**Objective:**
Using the records provided below, locate and copy each line that contains the word "поселка".

Records from a dataset:
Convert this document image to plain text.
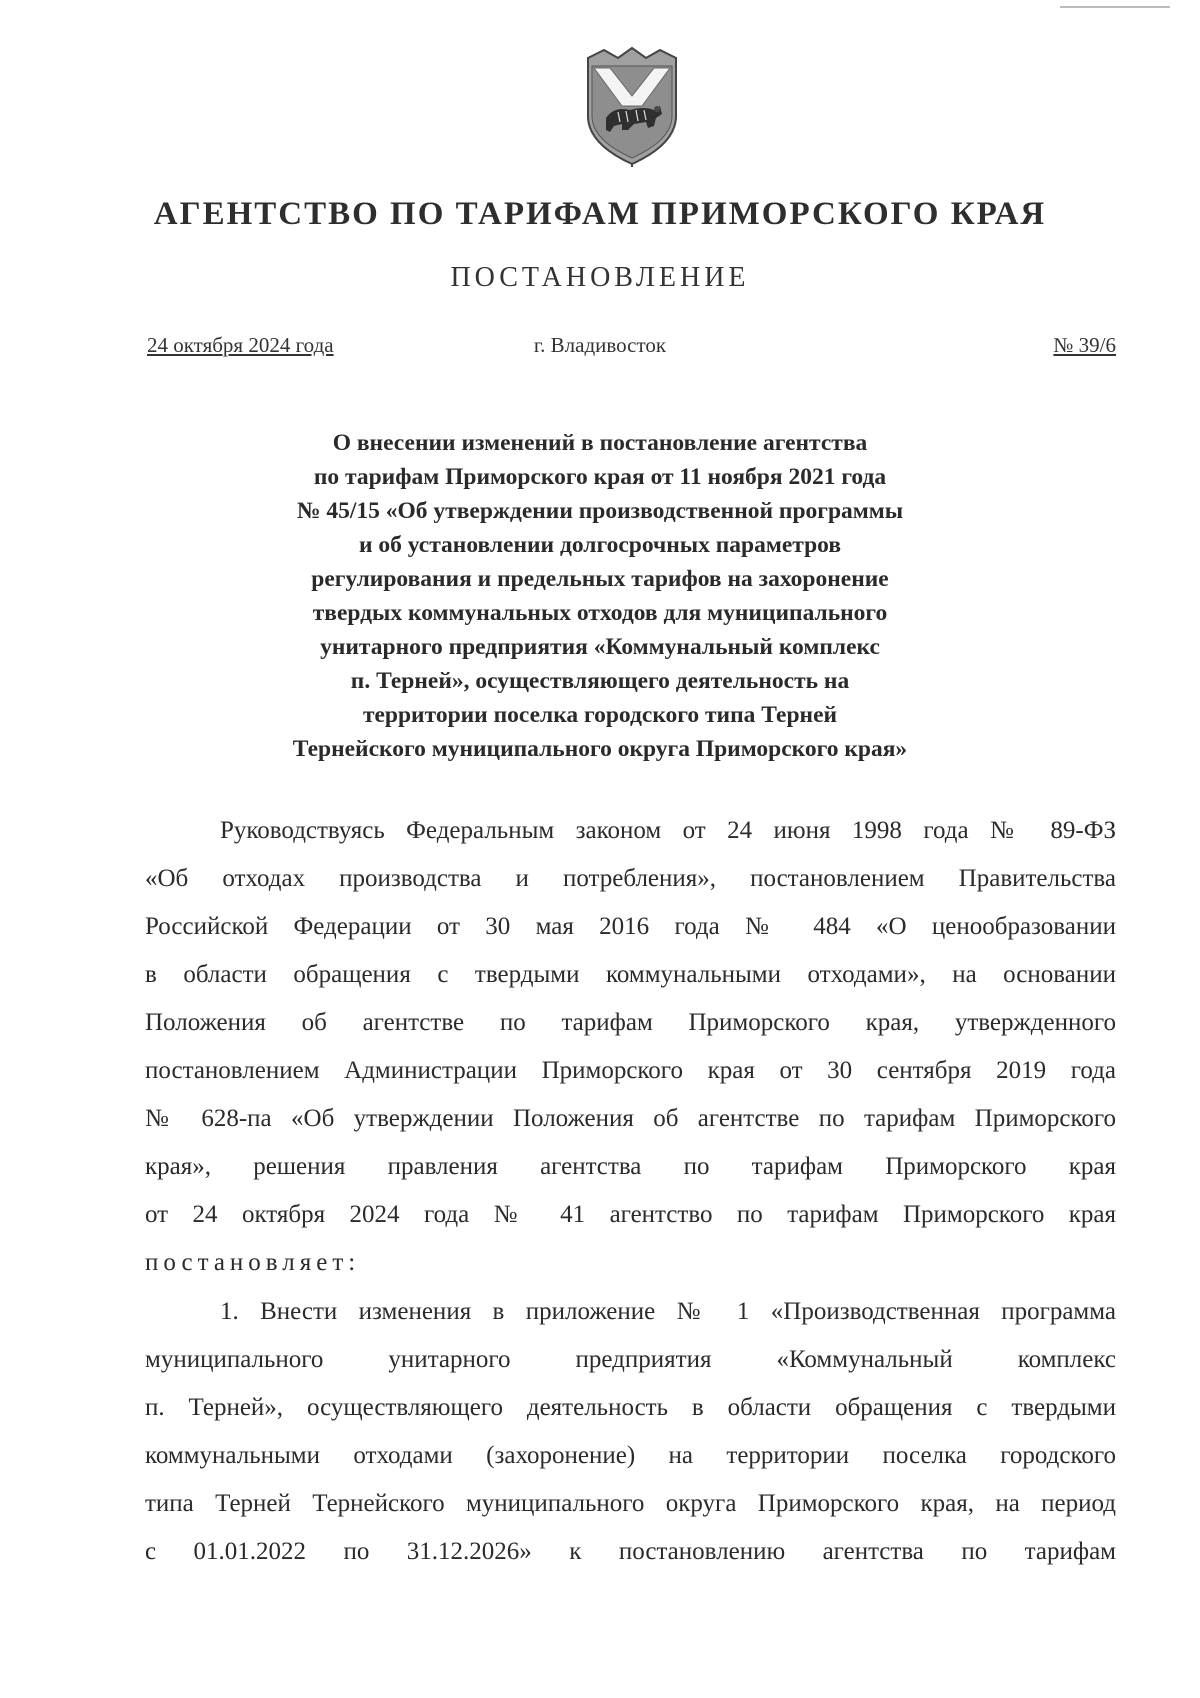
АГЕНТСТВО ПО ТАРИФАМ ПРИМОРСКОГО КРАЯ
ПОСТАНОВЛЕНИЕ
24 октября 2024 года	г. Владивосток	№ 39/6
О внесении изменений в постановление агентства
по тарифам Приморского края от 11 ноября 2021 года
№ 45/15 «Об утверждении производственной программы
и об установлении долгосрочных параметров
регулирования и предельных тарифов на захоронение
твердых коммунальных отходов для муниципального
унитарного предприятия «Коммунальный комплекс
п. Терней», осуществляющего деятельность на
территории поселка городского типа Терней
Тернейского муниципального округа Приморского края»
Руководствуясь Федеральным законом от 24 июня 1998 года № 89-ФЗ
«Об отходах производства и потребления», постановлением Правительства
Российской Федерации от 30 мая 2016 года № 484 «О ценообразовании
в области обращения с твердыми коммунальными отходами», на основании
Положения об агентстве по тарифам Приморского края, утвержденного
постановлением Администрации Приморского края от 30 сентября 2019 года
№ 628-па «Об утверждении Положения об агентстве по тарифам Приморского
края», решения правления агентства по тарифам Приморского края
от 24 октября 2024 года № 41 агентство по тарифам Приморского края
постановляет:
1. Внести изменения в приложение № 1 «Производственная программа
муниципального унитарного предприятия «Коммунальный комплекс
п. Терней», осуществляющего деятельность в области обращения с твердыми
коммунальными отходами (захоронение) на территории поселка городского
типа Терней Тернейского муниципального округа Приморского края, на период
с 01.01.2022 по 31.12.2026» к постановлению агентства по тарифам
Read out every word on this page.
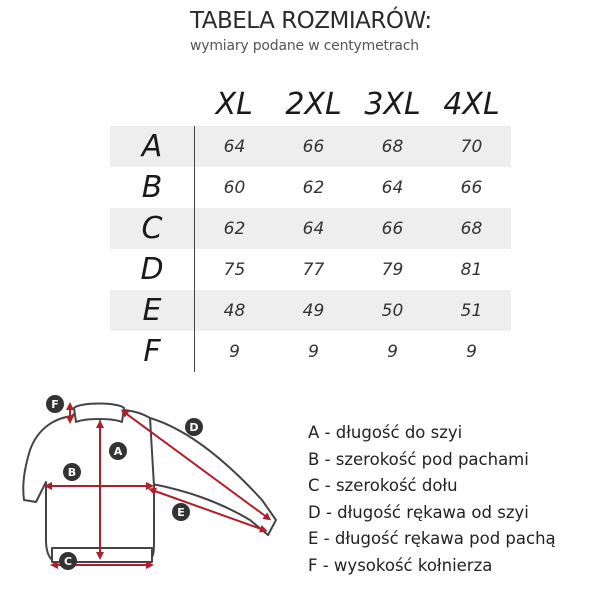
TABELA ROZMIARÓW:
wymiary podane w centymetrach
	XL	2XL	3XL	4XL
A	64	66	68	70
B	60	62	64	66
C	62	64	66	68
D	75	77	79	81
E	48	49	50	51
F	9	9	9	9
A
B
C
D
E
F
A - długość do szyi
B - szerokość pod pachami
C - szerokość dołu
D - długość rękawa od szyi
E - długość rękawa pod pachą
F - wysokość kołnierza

**Answer below:**
территории поселка городского типа Терней
коммунальными отходами (захоронение) на территории поселка городского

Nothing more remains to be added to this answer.